Go through the entries below and copy each line containing the word "wymienione".

── Dataset entries ──

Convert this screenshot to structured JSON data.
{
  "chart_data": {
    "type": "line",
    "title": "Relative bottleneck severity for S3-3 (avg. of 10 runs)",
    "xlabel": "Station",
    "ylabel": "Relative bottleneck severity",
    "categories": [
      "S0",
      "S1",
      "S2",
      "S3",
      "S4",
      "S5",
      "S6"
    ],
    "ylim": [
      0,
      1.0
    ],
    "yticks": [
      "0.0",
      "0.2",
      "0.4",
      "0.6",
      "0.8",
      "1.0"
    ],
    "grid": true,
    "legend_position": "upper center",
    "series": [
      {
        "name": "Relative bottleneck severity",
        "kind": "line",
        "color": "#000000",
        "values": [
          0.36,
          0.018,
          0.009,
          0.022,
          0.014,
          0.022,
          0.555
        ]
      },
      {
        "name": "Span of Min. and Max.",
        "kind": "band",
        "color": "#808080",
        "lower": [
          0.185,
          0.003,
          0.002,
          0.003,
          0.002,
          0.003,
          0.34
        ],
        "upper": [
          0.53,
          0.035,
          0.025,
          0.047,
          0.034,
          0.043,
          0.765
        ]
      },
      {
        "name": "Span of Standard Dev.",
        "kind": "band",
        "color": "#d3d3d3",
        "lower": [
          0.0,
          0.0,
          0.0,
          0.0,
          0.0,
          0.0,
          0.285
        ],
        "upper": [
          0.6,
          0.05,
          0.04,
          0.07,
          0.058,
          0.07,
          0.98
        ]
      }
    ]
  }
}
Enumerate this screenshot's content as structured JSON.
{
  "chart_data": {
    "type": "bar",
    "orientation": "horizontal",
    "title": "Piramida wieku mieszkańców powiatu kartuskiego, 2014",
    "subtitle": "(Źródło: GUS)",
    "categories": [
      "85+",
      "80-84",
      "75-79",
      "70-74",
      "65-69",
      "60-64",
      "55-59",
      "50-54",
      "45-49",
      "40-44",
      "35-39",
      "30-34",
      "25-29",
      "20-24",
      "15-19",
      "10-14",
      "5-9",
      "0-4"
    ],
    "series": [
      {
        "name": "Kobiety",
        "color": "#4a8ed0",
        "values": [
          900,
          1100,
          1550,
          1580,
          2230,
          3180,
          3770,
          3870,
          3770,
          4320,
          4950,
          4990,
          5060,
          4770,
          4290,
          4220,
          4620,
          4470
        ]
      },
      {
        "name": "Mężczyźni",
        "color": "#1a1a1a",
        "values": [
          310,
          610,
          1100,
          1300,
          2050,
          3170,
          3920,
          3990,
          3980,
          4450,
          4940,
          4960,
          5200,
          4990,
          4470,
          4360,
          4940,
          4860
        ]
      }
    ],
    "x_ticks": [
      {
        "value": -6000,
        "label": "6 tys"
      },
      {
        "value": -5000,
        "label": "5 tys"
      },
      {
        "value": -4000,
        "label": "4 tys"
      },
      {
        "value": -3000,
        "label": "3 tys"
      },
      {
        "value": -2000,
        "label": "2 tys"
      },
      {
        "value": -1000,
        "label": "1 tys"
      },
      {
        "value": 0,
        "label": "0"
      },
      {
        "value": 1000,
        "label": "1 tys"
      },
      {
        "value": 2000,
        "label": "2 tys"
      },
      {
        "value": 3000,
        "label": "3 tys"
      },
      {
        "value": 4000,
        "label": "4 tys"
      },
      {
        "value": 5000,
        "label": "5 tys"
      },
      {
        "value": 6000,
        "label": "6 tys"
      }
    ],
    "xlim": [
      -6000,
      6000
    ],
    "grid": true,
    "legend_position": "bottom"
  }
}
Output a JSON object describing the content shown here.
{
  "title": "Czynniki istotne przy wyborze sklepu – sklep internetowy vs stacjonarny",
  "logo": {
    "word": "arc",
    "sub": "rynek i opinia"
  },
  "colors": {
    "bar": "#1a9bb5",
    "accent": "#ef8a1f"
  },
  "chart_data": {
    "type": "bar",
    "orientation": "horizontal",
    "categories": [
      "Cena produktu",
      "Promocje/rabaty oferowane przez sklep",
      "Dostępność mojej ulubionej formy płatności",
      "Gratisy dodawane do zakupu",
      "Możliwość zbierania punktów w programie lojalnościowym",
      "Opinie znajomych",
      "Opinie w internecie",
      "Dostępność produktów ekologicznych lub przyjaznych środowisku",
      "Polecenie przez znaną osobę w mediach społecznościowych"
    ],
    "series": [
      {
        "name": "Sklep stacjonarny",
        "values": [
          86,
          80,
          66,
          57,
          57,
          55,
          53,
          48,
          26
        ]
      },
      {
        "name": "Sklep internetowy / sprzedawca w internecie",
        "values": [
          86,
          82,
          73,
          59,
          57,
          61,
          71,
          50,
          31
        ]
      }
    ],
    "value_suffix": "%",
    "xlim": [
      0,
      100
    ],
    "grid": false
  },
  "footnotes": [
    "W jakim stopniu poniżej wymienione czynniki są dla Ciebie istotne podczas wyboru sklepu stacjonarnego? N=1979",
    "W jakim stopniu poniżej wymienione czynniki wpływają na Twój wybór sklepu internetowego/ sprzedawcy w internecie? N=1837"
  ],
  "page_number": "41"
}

───

◆ **Task output**:
    "W jakim stopniu poniżej wymienione czynniki są dla Ciebie istotne podczas wyboru sklepu stacjonarnego? N=1979",
    "W jakim stopniu poniżej wymienione czynniki wpływają na Twój wybór sklepu internetowego/ sprzedawcy w internecie? N=1837"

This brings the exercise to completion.